*What you should do*.
This exercise asks for the records to be retyped exactly as they read.
--- Dataset records Enclosed Below ---
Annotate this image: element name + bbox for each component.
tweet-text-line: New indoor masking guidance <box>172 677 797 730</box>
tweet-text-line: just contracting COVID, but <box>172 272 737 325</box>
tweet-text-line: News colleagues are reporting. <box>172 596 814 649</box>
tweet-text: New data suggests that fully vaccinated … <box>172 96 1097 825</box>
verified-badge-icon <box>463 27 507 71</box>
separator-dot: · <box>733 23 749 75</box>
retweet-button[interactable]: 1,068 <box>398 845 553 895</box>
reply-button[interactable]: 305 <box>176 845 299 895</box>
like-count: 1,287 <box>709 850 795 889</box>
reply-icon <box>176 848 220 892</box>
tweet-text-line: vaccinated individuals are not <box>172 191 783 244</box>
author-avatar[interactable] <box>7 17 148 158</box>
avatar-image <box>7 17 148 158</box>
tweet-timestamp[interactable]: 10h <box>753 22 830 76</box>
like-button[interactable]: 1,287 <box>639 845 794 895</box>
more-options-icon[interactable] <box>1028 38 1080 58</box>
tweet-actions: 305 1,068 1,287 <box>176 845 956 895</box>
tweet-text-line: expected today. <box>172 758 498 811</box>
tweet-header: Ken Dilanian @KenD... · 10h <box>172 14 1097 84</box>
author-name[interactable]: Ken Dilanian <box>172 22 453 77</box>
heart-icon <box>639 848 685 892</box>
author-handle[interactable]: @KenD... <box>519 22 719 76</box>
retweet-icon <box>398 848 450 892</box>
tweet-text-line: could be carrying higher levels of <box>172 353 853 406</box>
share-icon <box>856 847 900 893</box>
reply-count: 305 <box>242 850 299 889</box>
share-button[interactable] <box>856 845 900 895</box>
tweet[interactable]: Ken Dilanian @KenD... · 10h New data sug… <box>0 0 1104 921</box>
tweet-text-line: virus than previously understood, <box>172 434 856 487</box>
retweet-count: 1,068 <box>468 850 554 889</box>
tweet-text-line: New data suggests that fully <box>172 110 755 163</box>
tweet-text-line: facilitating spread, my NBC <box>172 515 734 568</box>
--- End of Enclosed Dataset records ---
*Result of this task*.
Annotate this image: element name + bbox for each component.
tweet-text-line: New indoor masking guidance <box>172 677 797 730</box>
tweet-text-line: just contracting COVID, but <box>172 272 737 325</box>
tweet-text-line: News colleagues are reporting. <box>172 596 814 649</box>
tweet-text: New data suggests that fully vaccinated … <box>172 96 1097 825</box>
verified-badge-icon <box>463 27 507 71</box>
separator-dot: · <box>733 23 749 75</box>
retweet-button[interactable]: 1,068 <box>398 845 553 895</box>
reply-button[interactable]: 305 <box>176 845 299 895</box>
like-count: 1,287 <box>709 850 795 889</box>
reply-icon <box>176 848 220 892</box>
tweet-text-line: vaccinated individuals are not <box>172 191 783 244</box>
author-avatar[interactable] <box>7 17 148 158</box>
avatar-image <box>7 17 148 158</box>
tweet-timestamp[interactable]: 10h <box>753 22 830 76</box>
like-button[interactable]: 1,287 <box>639 845 794 895</box>
more-options-icon[interactable] <box>1028 38 1080 58</box>
tweet-actions: 305 1,068 1,287 <box>176 845 956 895</box>
tweet-text-line: expected today. <box>172 758 498 811</box>
tweet-header: Ken Dilanian @KenD... · 10h <box>172 14 1097 84</box>
author-name[interactable]: Ken Dilanian <box>172 22 453 77</box>
heart-icon <box>639 848 685 892</box>
author-handle[interactable]: @KenD... <box>519 22 719 76</box>
retweet-icon <box>398 848 450 892</box>
tweet-text-line: could be carrying higher levels of <box>172 353 853 406</box>
share-icon <box>856 847 900 893</box>
reply-count: 305 <box>242 850 299 889</box>
share-button[interactable] <box>856 845 900 895</box>
tweet[interactable]: Ken Dilanian @KenD... · 10h New data sug… <box>0 0 1104 921</box>
tweet-text-line: virus than previously understood, <box>172 434 856 487</box>
retweet-count: 1,068 <box>468 850 554 889</box>
tweet-text-line: New data suggests that fully <box>172 110 755 163</box>
tweet-text-line: facilitating spread, my NBC <box>172 515 734 568</box>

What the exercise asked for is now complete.